What you will do: Exactly as written, retype the listing below, omitting the pictures.

Records to process:

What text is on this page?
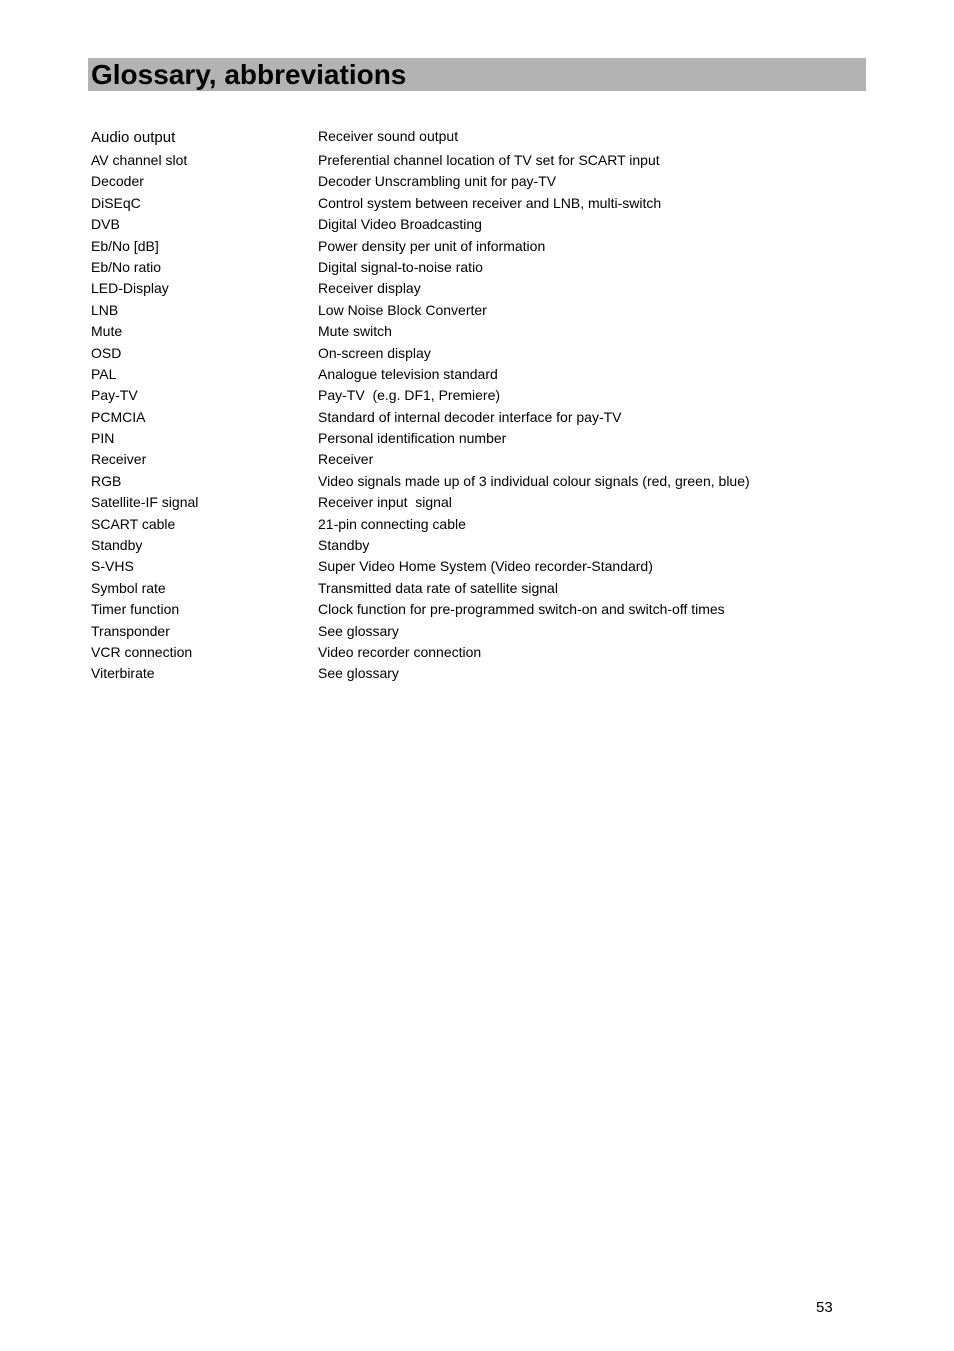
Glossary, abbreviations
Audio output	Receiver sound output
AV channel slot	Preferential channel location of TV set for SCART input
Decoder	Decoder Unscrambling unit for pay-TV
DiSEqC	Control system between receiver and LNB, multi-switch
DVB	Digital Video Broadcasting
Eb/No [dB]	Power density per unit of information
Eb/No ratio	Digital signal-to-noise ratio
LED-Display	Receiver display
LNB	Low Noise Block Converter
Mute	Mute switch
OSD	On-screen display
PAL	Analogue television standard
Pay-TV	Pay-TV  (e.g. DF1, Premiere)
PCMCIA	Standard of internal decoder interface for pay-TV
PIN	Personal identification number
Receiver	Receiver
RGB	Video signals made up of 3 individual colour signals (red, green, blue)
Satellite-IF signal	Receiver input  signal
SCART cable	21-pin connecting cable
Standby	Standby
S-VHS	Super Video Home System (Video recorder-Standard)
Symbol rate	Transmitted data rate of satellite signal
Timer function	Clock function for pre-programmed switch-on and switch-off times
Transponder	See glossary
VCR connection	Video recorder connection
Viterbirate	See glossary
53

Response below:
What text is on this page?
Glossary, abbreviations
Audio output	Receiver sound output
AV channel slot	Preferential channel location of TV set for SCART input
Decoder	Decoder Unscrambling unit for pay-TV
DiSEqC	Control system between receiver and LNB, multi-switch
DVB	Digital Video Broadcasting
Eb/No [dB]	Power density per unit of information
Eb/No ratio	Digital signal-to-noise ratio
LED-Display	Receiver display
LNB	Low Noise Block Converter
Mute	Mute switch
OSD	On-screen display
PAL	Analogue television standard
Pay-TV	Pay-TV  (e.g. DF1, Premiere)
PCMCIA	Standard of internal decoder interface for pay-TV
PIN	Personal identification number
Receiver	Receiver
RGB	Video signals made up of 3 individual colour signals (red, green, blue)
Satellite-IF signal	Receiver input  signal
SCART cable	21-pin connecting cable
Standby	Standby
S-VHS	Super Video Home System (Video recorder-Standard)
Symbol rate	Transmitted data rate of satellite signal
Timer function	Clock function for pre-programmed switch-on and switch-off times
Transponder	See glossary
VCR connection	Video recorder connection
Viterbirate	See glossary
53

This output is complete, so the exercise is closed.